Poetry and Comics: Comics Becoming Poems

Continuing from the post from last week about poems becoming like comics, this week I want to look at comics becoming like poems.

What makes a poem a poem? Definitions are notoriously difficult, mostly due to the fact that practitioners push the boundaries of the medium.

One of the defining characteristics of poetry is repetition. Repeated sounds become rhyme and repeated stressed syllables become rhythm. Not all poems have these things, but before the rise of free verse they were required.

Poems also do not tend to concern themselves with plot. Obviously, works like The Odyssey show that this is not always true, but most contemporary poetry does not attempt to be narrative. It focuses more often on emotion, imagery, and word play for its own sake.

Dataset excerpts:
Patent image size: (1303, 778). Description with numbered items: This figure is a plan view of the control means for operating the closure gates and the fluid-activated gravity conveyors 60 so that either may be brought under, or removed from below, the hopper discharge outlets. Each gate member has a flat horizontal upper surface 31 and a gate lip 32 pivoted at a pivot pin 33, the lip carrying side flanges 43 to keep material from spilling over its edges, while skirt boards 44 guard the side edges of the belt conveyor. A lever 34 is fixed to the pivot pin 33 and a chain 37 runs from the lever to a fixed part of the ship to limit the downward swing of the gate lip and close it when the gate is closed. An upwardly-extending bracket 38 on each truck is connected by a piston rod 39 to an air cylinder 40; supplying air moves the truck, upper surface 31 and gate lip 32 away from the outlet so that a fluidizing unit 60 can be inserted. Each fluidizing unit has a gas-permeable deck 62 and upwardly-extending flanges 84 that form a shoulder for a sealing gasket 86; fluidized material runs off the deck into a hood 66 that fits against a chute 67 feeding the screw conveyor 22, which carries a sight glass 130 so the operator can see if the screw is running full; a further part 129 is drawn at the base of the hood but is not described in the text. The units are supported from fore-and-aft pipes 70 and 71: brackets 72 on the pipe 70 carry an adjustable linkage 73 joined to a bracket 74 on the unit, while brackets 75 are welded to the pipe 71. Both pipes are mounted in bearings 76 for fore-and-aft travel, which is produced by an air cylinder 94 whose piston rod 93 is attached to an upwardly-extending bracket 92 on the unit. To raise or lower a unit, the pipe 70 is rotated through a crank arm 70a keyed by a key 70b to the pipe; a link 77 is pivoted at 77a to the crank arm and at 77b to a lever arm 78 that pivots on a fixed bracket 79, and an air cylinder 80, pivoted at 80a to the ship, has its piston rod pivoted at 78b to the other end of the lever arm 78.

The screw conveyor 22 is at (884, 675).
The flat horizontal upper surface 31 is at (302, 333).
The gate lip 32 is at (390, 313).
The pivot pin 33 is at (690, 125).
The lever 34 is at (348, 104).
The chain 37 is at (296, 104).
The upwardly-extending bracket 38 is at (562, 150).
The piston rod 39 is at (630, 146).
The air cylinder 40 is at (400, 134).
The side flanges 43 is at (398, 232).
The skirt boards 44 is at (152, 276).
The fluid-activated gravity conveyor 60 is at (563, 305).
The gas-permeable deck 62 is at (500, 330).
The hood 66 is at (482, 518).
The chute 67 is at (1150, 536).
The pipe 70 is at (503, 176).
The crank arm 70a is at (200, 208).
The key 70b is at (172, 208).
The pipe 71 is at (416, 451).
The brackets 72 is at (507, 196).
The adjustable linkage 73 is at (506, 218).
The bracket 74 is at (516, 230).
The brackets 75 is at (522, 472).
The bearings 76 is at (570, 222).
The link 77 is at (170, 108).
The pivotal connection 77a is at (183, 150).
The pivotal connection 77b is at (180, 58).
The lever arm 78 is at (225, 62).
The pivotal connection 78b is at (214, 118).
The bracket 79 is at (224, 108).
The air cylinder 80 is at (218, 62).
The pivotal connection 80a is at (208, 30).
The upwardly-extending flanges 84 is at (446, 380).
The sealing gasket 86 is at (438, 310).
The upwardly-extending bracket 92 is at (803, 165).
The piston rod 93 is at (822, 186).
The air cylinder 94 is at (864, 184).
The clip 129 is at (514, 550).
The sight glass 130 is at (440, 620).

...

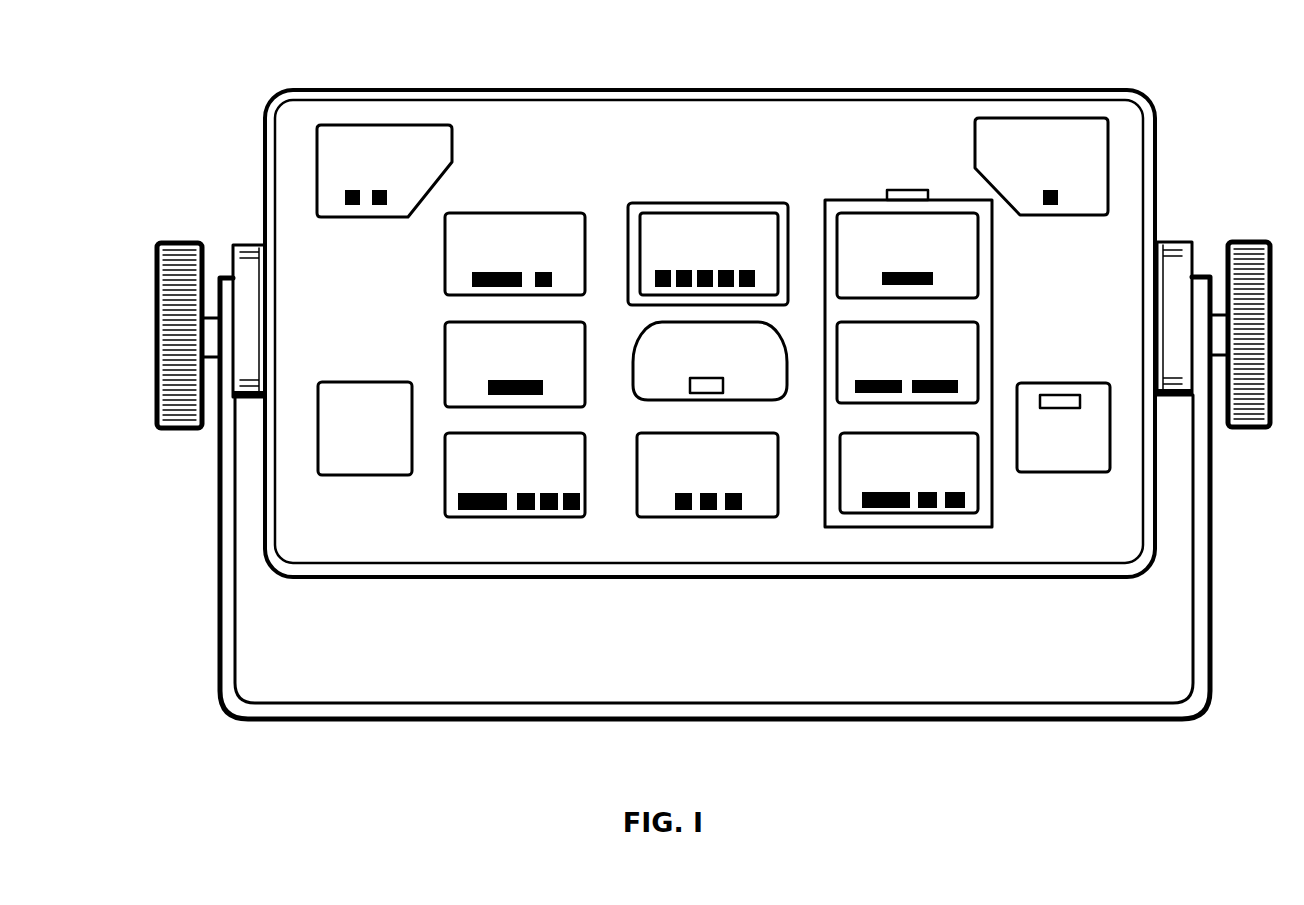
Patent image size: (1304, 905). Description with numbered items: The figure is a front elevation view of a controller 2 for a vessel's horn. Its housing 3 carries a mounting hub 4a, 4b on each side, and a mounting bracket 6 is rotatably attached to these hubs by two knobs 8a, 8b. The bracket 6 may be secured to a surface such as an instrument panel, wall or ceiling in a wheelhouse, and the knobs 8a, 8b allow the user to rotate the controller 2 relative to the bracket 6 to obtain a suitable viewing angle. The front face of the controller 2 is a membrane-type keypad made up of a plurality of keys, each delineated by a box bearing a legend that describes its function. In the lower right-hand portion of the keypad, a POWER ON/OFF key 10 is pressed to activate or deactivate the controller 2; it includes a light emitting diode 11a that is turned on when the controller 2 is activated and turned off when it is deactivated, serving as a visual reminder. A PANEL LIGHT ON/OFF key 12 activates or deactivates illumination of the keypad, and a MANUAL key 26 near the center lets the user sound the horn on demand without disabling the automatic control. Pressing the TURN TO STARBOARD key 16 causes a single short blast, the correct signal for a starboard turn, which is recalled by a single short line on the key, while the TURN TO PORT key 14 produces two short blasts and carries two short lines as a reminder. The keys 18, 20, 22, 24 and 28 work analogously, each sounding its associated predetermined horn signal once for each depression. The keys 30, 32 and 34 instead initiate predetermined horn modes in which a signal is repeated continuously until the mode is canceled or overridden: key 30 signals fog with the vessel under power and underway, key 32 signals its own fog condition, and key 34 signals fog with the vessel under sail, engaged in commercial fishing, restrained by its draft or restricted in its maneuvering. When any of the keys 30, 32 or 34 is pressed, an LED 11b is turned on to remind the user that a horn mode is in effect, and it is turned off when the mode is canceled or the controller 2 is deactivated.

Directions:
1. From the post on comics becoming poems, copy the stretch from "Poetry and Comics: Comics" through "its own sake.".
2. Translate this sentence from the post on comics becoming poems into Spanish: "Repeated sounds become rhyme and repeated stressed syllables become rhythm."
3. Turn the paragraph in the post on comics becoming poems that begins "Poems also do not tend" into a short list that keeps its main points.
The records come from a different source than the post.

Answers for this exercise:
1.
Poetry and Comics: Comics Becoming Poems

Continuing from the post from last week about poems becoming like comics, this week I want to look at comics becoming like poems.

What makes a poem a poem? Definitions are notoriously difficult, mostly due to the fact that practitioners push the boundaries of the medium.

One of the defining characteristics of poetry is repetition. Repeated sounds become rhyme and repeated stressed syllables become rhythm. Not all poems have these things, but before the rise of free verse they were required.

Poems also do not tend to concern themselves with plot. Obviously, works like The Odyssey show that this is not always true, but most contemporary poetry does not attempt to be narrative. It focuses more often on emotion, imagery, and word play for its own sake.

2. Los sonidos repetidos se convierten en rima y las sílabas tónicas repetidas se convierten en ritmo.

3.
- Poems usually don't focus on plot.
- Works like The Odyssey show this isn't always true.
- Most contemporary poetry doesn't try to tell a story.
- It focuses more often on emotion, imagery, and word play for its own sake.